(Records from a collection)
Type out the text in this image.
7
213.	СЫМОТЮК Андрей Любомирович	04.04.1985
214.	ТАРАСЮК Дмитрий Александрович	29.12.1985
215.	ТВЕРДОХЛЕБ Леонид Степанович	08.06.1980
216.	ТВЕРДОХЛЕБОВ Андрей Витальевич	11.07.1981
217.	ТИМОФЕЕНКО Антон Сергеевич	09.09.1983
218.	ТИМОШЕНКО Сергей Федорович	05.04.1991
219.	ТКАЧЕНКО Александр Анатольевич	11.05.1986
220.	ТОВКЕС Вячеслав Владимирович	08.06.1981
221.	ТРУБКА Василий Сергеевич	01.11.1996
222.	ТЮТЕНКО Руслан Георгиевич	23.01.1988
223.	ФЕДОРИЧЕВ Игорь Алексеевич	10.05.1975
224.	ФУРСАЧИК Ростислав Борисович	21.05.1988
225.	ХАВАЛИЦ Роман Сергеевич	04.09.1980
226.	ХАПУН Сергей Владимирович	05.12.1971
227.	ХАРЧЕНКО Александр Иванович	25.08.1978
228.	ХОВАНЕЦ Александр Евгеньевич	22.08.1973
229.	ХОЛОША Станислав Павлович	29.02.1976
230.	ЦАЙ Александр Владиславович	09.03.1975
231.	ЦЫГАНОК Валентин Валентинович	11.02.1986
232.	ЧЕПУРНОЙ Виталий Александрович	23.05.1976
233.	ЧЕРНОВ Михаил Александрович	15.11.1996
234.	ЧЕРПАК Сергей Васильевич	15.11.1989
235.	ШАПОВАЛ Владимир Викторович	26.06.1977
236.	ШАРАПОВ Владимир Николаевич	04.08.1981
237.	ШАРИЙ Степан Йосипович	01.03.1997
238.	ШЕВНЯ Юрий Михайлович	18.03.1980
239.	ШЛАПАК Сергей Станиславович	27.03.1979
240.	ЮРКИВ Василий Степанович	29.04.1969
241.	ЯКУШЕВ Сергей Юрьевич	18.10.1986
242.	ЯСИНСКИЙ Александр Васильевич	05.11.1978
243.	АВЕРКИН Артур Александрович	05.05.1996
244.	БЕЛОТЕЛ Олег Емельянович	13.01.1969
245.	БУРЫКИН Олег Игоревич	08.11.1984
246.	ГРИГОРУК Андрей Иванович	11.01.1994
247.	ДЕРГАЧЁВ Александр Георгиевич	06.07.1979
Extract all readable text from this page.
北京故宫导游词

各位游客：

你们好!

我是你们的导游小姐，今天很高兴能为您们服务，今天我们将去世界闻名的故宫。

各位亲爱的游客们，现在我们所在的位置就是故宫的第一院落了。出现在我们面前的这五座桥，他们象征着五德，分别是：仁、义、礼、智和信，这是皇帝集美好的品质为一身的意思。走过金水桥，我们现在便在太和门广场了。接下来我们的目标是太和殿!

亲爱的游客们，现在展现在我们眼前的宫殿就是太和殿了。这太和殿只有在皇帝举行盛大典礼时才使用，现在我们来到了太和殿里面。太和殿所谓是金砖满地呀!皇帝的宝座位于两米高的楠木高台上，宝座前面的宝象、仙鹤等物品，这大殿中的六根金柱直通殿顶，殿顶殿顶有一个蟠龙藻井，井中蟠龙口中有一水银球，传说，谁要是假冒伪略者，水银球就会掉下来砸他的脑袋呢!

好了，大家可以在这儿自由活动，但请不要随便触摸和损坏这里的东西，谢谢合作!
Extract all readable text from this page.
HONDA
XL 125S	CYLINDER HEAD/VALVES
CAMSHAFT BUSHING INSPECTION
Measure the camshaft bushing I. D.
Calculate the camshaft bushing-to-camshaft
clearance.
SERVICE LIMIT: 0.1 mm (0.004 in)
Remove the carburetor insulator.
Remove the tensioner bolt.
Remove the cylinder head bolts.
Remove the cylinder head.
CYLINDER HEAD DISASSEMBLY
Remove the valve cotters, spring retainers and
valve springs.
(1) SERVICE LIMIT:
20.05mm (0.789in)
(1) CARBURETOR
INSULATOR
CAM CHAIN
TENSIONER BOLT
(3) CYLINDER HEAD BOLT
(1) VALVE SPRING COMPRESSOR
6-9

[PROBLEM DETAILS] Write out every record shown above, word for word.

[ANSWER TO THIS EXERCISE]
Type out the text in this image.
7
213.	СЫМОТЮК Андрей Любомирович	04.04.1985
214.	ТАРАСЮК Дмитрий Александрович	29.12.1985
215.	ТВЕРДОХЛЕБ Леонид Степанович	08.06.1980
216.	ТВЕРДОХЛЕБОВ Андрей Витальевич	11.07.1981
217.	ТИМОФЕЕНКО Антон Сергеевич	09.09.1983
218.	ТИМОШЕНКО Сергей Федорович	05.04.1991
219.	ТКАЧЕНКО Александр Анатольевич	11.05.1986
220.	ТОВКЕС Вячеслав Владимирович	08.06.1981
221.	ТРУБКА Василий Сергеевич	01.11.1996
222.	ТЮТЕНКО Руслан Георгиевич	23.01.1988
223.	ФЕДОРИЧЕВ Игорь Алексеевич	10.05.1975
224.	ФУРСАЧИК Ростислав Борисович	21.05.1988
225.	ХАВАЛИЦ Роман Сергеевич	04.09.1980
226.	ХАПУН Сергей Владимирович	05.12.1971
227.	ХАРЧЕНКО Александр Иванович	25.08.1978
228.	ХОВАНЕЦ Александр Евгеньевич	22.08.1973
229.	ХОЛОША Станислав Павлович	29.02.1976
230.	ЦАЙ Александр Владиславович	09.03.1975
231.	ЦЫГАНОК Валентин Валентинович	11.02.1986
232.	ЧЕПУРНОЙ Виталий Александрович	23.05.1976
233.	ЧЕРНОВ Михаил Александрович	15.11.1996
234.	ЧЕРПАК Сергей Васильевич	15.11.1989
235.	ШАПОВАЛ Владимир Викторович	26.06.1977
236.	ШАРАПОВ Владимир Николаевич	04.08.1981
237.	ШАРИЙ Степан Йосипович	01.03.1997
238.	ШЕВНЯ Юрий Михайлович	18.03.1980
239.	ШЛАПАК Сергей Станиславович	27.03.1979
240.	ЮРКИВ Василий Степанович	29.04.1969
241.	ЯКУШЕВ Сергей Юрьевич	18.10.1986
242.	ЯСИНСКИЙ Александр Васильевич	05.11.1978
243.	АВЕРКИН Артур Александрович	05.05.1996
244.	БЕЛОТЕЛ Олег Емельянович	13.01.1969
245.	БУРЫКИН Олег Игоревич	08.11.1984
246.	ГРИГОРУК Андрей Иванович	11.01.1994
247.	ДЕРГАЧЁВ Александр Георгиевич	06.07.1979
Extract all readable text from this page.
北京故宫导游词

各位游客：

你们好!

我是你们的导游小姐，今天很高兴能为您们服务，今天我们将去世界闻名的故宫。

各位亲爱的游客们，现在我们所在的位置就是故宫的第一院落了。出现在我们面前的这五座桥，他们象征着五德，分别是：仁、义、礼、智和信，这是皇帝集美好的品质为一身的意思。走过金水桥，我们现在便在太和门广场了。接下来我们的目标是太和殿!

亲爱的游客们，现在展现在我们眼前的宫殿就是太和殿了。这太和殿只有在皇帝举行盛大典礼时才使用，现在我们来到了太和殿里面。太和殿所谓是金砖满地呀!皇帝的宝座位于两米高的楠木高台上，宝座前面的宝象、仙鹤等物品，这大殿中的六根金柱直通殿顶，殿顶殿顶有一个蟠龙藻井，井中蟠龙口中有一水银球，传说，谁要是假冒伪略者，水银球就会掉下来砸他的脑袋呢!

好了，大家可以在这儿自由活动，但请不要随便触摸和损坏这里的东西，谢谢合作!
Extract all readable text from this page.
HONDA
XL 125S	CYLINDER HEAD/VALVES
CAMSHAFT BUSHING INSPECTION
Measure the camshaft bushing I. D.
Calculate the camshaft bushing-to-camshaft
clearance.
SERVICE LIMIT: 0.1 mm (0.004 in)
Remove the carburetor insulator.
Remove the tensioner bolt.
Remove the cylinder head bolts.
Remove the cylinder head.
CYLINDER HEAD DISASSEMBLY
Remove the valve cotters, spring retainers and
valve springs.
(1) SERVICE LIMIT:
20.05mm (0.789in)
(1) CARBURETOR
INSULATOR
CAM CHAIN
TENSIONER BOLT
(3) CYLINDER HEAD BOLT
(1) VALVE SPRING COMPRESSOR
6-9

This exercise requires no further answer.